The Bust of Gold
As long as I could remember, this small bronze bust of famous Russian writer Maxim Gorky stood in my grandmother’s cupboard, among the tea sets, crystal, and other so-called family treasures. Even in my childhood, something did not seem right about this object. Why did our Jewish family keep this portrait of the most official and little-loved Russian classic? Why would my kind grandma always firmly say: “Put it back!” when I reached for the sculpture, on rare occasions when I was permitted to handle the contents of her cupboard?
Many years passed before I found out, quite by chance, a strange story of our bust.
By the late 1920s, the victorious Soviet power has declared war on its own citizens. One of the acts was a decree of confiscation of all people’s gold and jewels. Non-compliance could mean arrest, seizure of all property, and deportation to the newly established system of labor camps, the notorious Gulag.

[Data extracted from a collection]
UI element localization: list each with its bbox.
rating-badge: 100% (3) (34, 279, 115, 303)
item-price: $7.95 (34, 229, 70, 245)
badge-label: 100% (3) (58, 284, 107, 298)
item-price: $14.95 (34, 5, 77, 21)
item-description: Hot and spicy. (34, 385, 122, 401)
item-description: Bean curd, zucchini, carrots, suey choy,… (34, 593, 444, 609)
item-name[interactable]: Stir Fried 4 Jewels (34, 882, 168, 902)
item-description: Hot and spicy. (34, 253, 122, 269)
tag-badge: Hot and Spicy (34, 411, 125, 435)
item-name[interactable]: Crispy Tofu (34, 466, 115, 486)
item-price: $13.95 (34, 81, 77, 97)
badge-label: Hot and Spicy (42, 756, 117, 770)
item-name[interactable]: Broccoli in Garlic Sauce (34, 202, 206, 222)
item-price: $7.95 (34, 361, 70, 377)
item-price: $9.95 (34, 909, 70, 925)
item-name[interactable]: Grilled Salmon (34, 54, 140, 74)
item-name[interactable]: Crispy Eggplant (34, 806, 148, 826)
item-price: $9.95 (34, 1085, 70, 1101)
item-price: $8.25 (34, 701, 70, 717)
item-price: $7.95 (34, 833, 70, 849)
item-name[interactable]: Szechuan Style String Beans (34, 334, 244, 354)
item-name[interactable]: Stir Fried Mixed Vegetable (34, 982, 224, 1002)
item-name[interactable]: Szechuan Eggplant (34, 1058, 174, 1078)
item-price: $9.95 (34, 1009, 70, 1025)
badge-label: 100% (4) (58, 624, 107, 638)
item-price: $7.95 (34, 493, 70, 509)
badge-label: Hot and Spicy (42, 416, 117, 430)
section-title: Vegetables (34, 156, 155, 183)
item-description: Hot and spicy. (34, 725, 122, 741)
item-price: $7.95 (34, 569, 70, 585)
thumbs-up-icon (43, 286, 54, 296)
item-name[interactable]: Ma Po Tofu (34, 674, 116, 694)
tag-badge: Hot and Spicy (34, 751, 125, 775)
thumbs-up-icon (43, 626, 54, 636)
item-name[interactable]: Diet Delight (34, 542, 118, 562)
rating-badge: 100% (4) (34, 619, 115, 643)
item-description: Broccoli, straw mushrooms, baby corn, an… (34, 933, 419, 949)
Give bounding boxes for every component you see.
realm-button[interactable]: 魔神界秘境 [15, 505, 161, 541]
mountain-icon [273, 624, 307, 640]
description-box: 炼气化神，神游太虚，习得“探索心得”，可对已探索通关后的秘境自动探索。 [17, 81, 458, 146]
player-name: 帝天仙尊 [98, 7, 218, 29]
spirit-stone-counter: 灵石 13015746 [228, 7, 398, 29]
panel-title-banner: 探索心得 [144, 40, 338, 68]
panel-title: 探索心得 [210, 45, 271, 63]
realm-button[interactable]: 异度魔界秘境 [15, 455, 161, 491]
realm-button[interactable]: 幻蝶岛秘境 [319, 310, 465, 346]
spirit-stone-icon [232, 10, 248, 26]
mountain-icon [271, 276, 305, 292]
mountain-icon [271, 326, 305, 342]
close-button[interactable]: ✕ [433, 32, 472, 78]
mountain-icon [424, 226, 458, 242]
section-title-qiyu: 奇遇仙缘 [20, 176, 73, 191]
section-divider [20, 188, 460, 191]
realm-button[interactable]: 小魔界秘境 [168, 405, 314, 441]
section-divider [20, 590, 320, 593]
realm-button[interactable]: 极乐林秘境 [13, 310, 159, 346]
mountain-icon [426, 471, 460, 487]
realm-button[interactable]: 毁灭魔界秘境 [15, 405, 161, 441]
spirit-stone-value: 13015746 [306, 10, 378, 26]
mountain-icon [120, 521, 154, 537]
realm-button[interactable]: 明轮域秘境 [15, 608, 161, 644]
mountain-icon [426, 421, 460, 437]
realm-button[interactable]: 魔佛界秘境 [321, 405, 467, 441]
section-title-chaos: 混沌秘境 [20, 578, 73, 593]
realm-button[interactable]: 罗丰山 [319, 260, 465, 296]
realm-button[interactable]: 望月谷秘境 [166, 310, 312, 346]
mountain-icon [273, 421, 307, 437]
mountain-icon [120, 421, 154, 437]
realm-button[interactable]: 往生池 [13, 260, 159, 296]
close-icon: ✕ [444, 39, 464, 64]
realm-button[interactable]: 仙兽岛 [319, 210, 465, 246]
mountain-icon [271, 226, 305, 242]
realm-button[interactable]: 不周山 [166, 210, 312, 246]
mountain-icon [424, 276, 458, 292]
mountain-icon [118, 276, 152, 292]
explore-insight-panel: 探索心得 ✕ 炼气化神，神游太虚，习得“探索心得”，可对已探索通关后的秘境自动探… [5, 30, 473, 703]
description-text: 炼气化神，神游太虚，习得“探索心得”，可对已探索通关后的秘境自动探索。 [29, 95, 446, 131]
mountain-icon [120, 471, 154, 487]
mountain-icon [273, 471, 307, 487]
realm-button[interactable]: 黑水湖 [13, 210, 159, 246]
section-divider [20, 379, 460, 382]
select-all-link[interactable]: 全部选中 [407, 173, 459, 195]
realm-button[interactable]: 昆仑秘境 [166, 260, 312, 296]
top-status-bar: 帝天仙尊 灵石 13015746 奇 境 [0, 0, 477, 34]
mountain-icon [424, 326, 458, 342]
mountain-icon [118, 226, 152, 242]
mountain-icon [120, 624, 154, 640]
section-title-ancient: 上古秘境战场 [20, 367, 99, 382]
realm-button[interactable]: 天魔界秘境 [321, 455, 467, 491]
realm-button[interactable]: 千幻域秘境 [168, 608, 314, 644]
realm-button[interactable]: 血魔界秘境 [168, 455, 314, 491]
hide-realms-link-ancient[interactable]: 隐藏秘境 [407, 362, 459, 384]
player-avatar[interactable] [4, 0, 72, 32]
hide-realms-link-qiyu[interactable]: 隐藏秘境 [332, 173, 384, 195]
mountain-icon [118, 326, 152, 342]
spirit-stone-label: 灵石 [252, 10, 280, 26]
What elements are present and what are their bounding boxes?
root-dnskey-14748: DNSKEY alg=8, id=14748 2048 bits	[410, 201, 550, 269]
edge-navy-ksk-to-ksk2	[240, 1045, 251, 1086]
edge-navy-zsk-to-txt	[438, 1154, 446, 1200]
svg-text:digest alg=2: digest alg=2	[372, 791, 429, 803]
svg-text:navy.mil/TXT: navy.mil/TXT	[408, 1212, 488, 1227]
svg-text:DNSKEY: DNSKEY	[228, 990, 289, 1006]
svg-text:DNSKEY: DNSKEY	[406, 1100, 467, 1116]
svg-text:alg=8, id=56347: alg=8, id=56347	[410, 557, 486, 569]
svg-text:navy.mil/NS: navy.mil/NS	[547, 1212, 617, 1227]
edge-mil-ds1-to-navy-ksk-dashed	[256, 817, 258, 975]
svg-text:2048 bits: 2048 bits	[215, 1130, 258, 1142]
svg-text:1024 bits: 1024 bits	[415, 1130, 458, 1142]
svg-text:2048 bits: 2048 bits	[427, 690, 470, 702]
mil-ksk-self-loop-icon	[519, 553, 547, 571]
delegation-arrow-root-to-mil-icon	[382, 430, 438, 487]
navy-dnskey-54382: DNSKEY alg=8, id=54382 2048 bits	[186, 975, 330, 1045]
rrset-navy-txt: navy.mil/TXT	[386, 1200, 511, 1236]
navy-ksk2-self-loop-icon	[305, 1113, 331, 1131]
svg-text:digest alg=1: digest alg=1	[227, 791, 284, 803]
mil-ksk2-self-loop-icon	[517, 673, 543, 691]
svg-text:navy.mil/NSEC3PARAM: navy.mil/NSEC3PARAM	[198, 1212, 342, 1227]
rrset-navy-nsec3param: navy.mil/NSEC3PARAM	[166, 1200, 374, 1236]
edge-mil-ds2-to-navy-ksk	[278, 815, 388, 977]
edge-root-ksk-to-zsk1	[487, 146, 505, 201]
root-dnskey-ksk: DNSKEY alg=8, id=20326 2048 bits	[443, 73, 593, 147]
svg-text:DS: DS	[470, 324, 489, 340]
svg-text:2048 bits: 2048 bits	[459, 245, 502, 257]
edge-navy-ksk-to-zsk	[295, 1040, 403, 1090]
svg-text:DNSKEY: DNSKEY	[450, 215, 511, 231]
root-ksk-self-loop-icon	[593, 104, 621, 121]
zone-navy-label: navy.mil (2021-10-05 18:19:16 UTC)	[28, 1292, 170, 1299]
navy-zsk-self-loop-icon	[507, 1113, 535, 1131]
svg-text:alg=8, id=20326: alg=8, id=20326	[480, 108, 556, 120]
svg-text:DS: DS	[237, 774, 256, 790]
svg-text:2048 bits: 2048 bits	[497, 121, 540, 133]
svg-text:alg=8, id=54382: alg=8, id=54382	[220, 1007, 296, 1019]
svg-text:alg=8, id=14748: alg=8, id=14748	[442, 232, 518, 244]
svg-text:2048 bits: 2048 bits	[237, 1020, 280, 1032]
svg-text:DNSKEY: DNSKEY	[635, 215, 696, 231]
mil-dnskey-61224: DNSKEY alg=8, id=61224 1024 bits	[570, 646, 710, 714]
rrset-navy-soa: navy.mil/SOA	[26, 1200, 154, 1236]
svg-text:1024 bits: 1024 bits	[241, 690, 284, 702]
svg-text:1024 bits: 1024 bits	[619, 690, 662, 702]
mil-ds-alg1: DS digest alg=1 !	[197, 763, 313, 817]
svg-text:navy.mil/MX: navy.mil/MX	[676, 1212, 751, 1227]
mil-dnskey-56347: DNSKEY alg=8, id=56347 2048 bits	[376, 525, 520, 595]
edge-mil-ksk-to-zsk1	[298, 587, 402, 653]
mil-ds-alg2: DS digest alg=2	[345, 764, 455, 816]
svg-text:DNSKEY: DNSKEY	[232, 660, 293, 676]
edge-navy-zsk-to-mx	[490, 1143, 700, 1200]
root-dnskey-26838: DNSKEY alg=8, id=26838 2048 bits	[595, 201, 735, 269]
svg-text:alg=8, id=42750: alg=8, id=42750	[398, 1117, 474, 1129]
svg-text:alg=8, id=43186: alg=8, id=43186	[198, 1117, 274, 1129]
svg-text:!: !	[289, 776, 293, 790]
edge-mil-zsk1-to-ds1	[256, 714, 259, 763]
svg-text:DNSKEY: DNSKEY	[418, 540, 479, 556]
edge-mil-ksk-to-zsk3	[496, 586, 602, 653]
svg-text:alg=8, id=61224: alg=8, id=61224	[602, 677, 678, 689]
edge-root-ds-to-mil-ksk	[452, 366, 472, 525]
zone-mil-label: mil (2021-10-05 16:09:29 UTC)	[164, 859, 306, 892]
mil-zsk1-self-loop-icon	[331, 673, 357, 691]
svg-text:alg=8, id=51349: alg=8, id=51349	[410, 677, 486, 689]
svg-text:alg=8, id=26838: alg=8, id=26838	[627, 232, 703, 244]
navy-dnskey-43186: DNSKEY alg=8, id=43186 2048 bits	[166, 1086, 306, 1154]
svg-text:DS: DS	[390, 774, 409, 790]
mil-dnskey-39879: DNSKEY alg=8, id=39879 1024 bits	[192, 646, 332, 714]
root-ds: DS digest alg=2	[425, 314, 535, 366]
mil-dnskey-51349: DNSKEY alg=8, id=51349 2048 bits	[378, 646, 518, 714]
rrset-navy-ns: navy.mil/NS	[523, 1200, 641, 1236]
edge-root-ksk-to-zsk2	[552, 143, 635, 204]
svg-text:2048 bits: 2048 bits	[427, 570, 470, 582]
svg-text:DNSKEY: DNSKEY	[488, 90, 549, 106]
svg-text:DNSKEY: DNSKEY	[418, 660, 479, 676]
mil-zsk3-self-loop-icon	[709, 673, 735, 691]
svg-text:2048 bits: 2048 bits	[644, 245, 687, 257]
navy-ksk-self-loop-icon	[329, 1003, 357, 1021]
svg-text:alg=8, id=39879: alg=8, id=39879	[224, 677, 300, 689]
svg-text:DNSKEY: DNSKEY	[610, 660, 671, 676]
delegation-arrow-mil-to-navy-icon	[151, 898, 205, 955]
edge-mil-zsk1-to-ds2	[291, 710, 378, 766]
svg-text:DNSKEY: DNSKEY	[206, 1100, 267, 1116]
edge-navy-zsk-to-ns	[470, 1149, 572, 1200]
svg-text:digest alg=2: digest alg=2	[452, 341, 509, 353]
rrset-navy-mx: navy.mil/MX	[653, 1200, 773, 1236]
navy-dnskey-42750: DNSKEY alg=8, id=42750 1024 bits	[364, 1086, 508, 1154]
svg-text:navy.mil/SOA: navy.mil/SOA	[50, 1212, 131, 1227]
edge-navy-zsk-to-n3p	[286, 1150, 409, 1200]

◆ Assignment
Do these statements agree with the Gorky bust text? Answer yes or no for each and quote the deciding words. (a) The bust was kept in the grandmother's cupboard. (b) The narrator learned the bust's story soon after childhood. (c) The decree ordered the confiscation of gold alone. You don't need the rows to do what is asked here.

◆ Reply to the exercise
(a) Yes: "this small bronze bust of famous Russian writer Maxim Gorky stood in my grandmother’s cupboard"
(b) No: "Many years passed before I found out, quite by chance, a strange story of our bust."
(c) No: "a decree of confiscation of all people’s gold and jewels"